Could you edit the data starting with the line that contains "Output each element" and going on through the line that contains "240, 249, 251]", replacing every "clock-tick" with "clock-mark" and changing nothing else? Leave the pictures out of your answer.

Records for the task:
★ ★ ★
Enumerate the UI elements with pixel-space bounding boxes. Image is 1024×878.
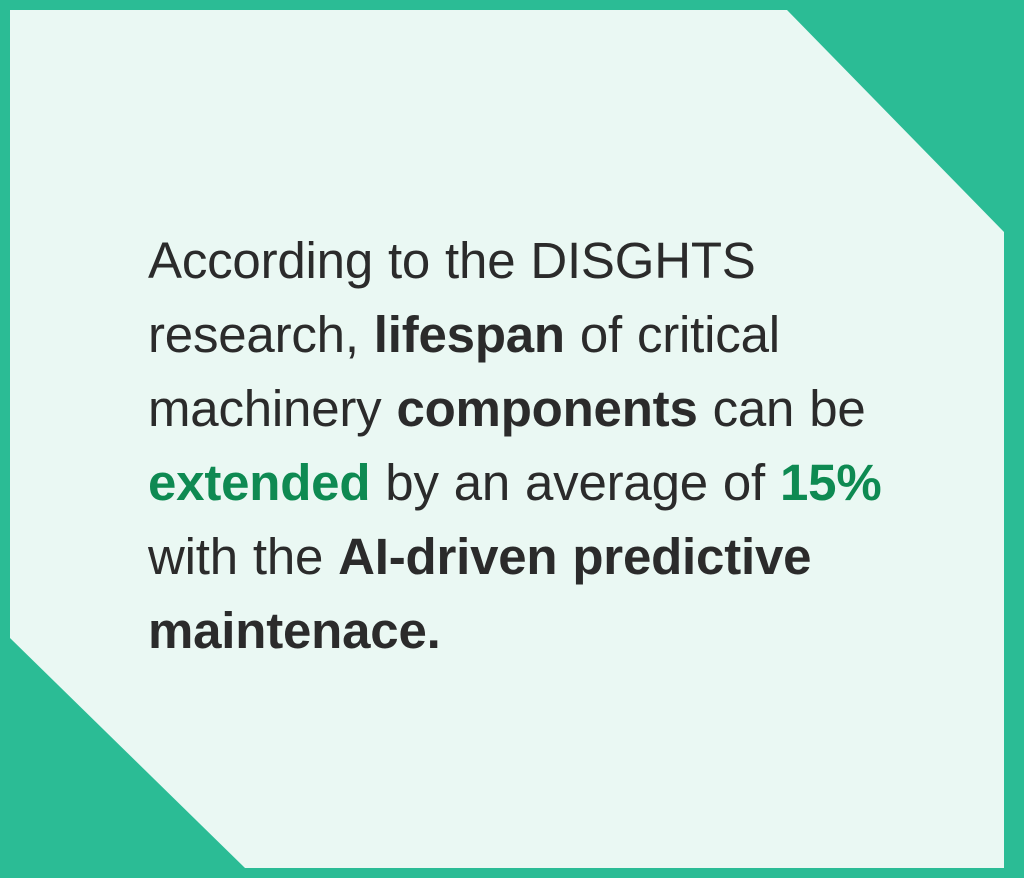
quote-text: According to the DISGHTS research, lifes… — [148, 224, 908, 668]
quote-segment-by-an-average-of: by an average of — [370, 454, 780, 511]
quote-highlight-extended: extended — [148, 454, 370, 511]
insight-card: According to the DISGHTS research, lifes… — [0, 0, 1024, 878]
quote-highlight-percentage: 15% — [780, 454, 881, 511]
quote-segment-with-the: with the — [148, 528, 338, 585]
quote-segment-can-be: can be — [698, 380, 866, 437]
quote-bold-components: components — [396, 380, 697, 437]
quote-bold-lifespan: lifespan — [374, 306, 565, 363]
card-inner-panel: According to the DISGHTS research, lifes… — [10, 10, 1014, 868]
★ ★ ★
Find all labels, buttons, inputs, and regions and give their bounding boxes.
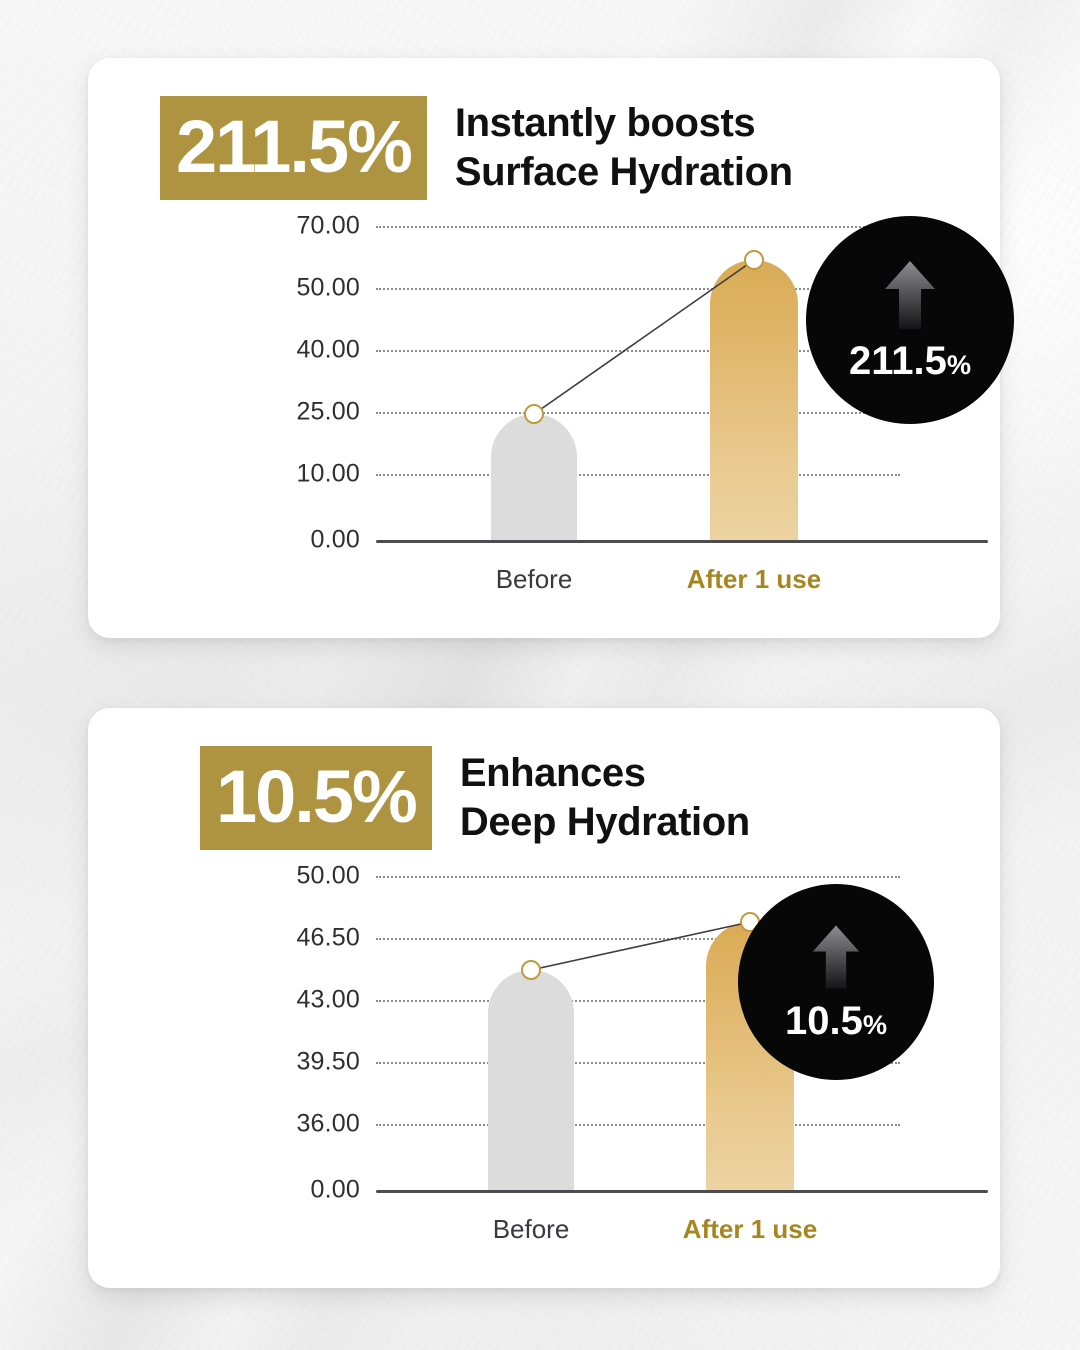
★ ★ ★
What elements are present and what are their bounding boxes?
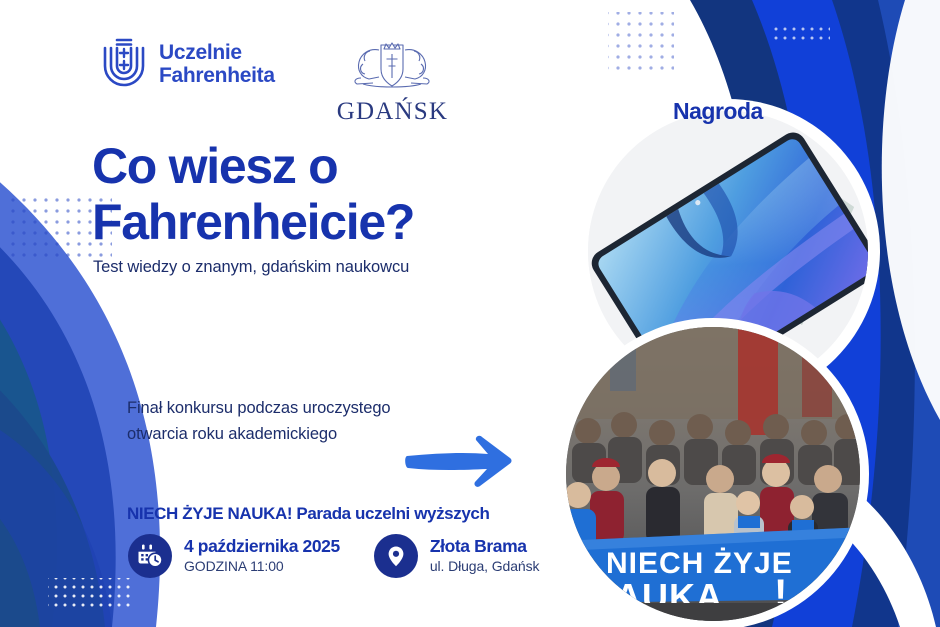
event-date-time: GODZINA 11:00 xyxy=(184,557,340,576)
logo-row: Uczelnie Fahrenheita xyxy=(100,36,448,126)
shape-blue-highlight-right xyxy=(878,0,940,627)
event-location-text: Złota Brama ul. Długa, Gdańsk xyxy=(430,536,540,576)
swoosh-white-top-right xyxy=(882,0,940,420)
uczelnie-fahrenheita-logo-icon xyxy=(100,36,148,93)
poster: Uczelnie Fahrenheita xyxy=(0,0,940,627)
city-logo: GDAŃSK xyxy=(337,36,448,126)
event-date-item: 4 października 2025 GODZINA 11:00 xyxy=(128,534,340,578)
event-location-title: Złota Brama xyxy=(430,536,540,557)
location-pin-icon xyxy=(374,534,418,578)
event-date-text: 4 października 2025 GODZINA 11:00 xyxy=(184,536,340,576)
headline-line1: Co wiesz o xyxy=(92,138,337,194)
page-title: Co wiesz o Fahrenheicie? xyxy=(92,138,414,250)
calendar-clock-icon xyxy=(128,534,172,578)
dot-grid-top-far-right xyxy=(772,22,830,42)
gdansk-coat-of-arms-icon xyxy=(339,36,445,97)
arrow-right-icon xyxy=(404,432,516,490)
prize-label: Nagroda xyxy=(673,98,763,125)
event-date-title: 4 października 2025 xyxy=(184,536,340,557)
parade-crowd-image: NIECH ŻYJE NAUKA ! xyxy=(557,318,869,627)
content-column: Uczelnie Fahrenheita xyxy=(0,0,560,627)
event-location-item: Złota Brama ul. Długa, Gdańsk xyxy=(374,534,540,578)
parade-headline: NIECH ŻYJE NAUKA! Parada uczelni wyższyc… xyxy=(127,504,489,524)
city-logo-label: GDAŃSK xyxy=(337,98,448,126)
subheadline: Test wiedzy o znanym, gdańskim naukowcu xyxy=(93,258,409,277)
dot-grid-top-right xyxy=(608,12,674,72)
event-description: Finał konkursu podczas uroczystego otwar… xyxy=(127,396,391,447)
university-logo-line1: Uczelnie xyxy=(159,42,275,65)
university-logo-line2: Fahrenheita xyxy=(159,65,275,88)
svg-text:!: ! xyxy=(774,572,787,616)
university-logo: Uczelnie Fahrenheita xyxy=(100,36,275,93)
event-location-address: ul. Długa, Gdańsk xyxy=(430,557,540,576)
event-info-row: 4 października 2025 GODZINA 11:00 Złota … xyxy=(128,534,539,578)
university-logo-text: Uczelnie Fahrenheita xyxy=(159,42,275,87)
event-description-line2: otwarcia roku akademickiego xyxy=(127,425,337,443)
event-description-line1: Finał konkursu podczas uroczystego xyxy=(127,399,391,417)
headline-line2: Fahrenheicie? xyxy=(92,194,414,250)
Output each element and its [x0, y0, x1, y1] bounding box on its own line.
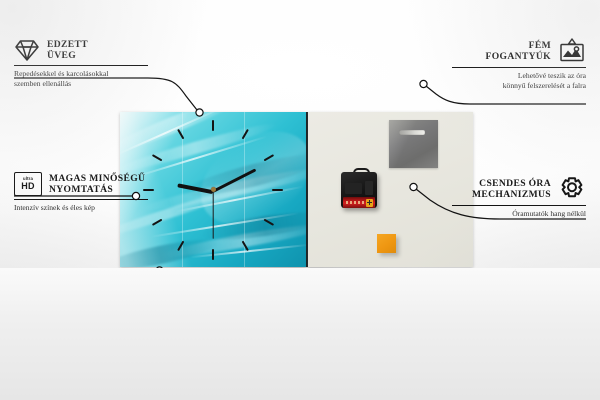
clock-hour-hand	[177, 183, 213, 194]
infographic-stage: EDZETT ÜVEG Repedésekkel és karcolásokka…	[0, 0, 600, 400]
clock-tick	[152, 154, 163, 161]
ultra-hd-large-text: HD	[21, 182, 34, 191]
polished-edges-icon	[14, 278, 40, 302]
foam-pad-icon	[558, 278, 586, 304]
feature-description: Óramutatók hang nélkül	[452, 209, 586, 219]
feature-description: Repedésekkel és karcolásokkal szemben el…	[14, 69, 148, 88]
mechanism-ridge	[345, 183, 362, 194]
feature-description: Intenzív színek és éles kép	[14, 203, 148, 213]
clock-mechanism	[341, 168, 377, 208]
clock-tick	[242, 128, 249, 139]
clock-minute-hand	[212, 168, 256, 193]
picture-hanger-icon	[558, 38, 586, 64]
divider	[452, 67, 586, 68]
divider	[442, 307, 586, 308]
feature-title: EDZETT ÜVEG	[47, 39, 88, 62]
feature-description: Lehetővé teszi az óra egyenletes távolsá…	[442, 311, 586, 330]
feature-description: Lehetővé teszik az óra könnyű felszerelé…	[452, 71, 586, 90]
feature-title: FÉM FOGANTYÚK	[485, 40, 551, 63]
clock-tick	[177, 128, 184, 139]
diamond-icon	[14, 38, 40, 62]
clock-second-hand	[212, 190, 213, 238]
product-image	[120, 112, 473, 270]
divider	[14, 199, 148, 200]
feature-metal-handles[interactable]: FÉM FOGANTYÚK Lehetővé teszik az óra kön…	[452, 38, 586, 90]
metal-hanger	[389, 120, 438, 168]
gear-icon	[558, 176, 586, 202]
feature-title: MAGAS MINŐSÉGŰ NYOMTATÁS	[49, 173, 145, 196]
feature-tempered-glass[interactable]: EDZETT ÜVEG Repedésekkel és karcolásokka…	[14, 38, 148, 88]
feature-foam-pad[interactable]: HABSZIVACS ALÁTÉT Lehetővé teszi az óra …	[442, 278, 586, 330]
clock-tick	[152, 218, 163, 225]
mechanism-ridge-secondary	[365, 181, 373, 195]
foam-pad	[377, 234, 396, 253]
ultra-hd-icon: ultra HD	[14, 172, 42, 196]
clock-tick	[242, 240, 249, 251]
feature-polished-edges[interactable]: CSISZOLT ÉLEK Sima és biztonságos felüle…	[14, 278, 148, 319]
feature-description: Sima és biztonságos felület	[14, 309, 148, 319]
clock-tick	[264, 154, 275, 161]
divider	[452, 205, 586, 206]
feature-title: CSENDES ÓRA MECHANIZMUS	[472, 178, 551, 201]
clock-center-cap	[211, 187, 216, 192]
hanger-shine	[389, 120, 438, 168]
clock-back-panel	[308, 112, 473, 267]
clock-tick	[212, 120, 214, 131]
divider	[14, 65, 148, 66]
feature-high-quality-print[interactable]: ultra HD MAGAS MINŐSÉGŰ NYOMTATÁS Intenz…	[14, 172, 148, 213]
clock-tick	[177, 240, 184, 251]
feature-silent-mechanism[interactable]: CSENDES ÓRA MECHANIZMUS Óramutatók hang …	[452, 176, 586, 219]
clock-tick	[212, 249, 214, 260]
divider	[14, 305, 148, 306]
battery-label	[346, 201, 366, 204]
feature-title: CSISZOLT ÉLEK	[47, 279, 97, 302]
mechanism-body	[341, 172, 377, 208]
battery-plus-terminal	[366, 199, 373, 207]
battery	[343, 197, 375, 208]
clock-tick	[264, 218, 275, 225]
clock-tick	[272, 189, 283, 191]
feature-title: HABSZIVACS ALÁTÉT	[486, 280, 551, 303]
★ ★ ★
Response for this exercise:
Output each element and its [x0, y0, x1, y1] bounding box on its own line.
clock-hour-hand	[177, 183, 213, 194]
infographic-stage: EDZETT ÜVEG Repedésekkel és karcolásokka…	[0, 0, 600, 400]
clock-mark	[152, 154, 163, 161]
ultra-hd-large-text: HD	[21, 182, 34, 191]
polished-edges-icon	[14, 278, 40, 302]
foam-pad-icon	[558, 278, 586, 304]
feature-description: Óramutatók hang nélkül	[452, 209, 586, 219]
feature-description: Repedésekkel és karcolásokkal szemben el…	[14, 69, 148, 88]
mechanism-ridge	[345, 183, 362, 194]
feature-description: Intenzív színek és éles kép	[14, 203, 148, 213]
clock-mechanism	[341, 168, 377, 208]
clock-mark	[242, 128, 249, 139]
clock-minute-hand	[212, 168, 256, 193]
picture-hanger-icon	[558, 38, 586, 64]
divider	[452, 67, 586, 68]
divider	[442, 307, 586, 308]
feature-title: EDZETT ÜVEG	[47, 39, 88, 62]
feature-description: Lehetővé teszi az óra egyenletes távolsá…	[442, 311, 586, 330]
feature-description: Lehetővé teszik az óra könnyű felszerelé…	[452, 71, 586, 90]
feature-title: FÉM FOGANTYÚK	[485, 40, 551, 63]
clock-mark	[177, 128, 184, 139]
diamond-icon	[14, 38, 40, 62]
clock-second-hand	[212, 190, 213, 238]
product-image	[120, 112, 473, 270]
divider	[14, 199, 148, 200]
feature-metal-handles[interactable]: FÉM FOGANTYÚK Lehetővé teszik az óra kön…	[452, 38, 586, 90]
metal-hanger	[389, 120, 438, 168]
gear-icon	[558, 176, 586, 202]
feature-title: MAGAS MINŐSÉGŰ NYOMTATÁS	[49, 173, 145, 196]
feature-tempered-glass[interactable]: EDZETT ÜVEG Repedésekkel és karcolásokka…	[14, 38, 148, 88]
feature-foam-pad[interactable]: HABSZIVACS ALÁTÉT Lehetővé teszi az óra …	[442, 278, 586, 330]
clock-mark	[152, 218, 163, 225]
mechanism-ridge-secondary	[365, 181, 373, 195]
foam-pad	[377, 234, 396, 253]
ultra-hd-icon: ultra HD	[14, 172, 42, 196]
clock-mark	[242, 240, 249, 251]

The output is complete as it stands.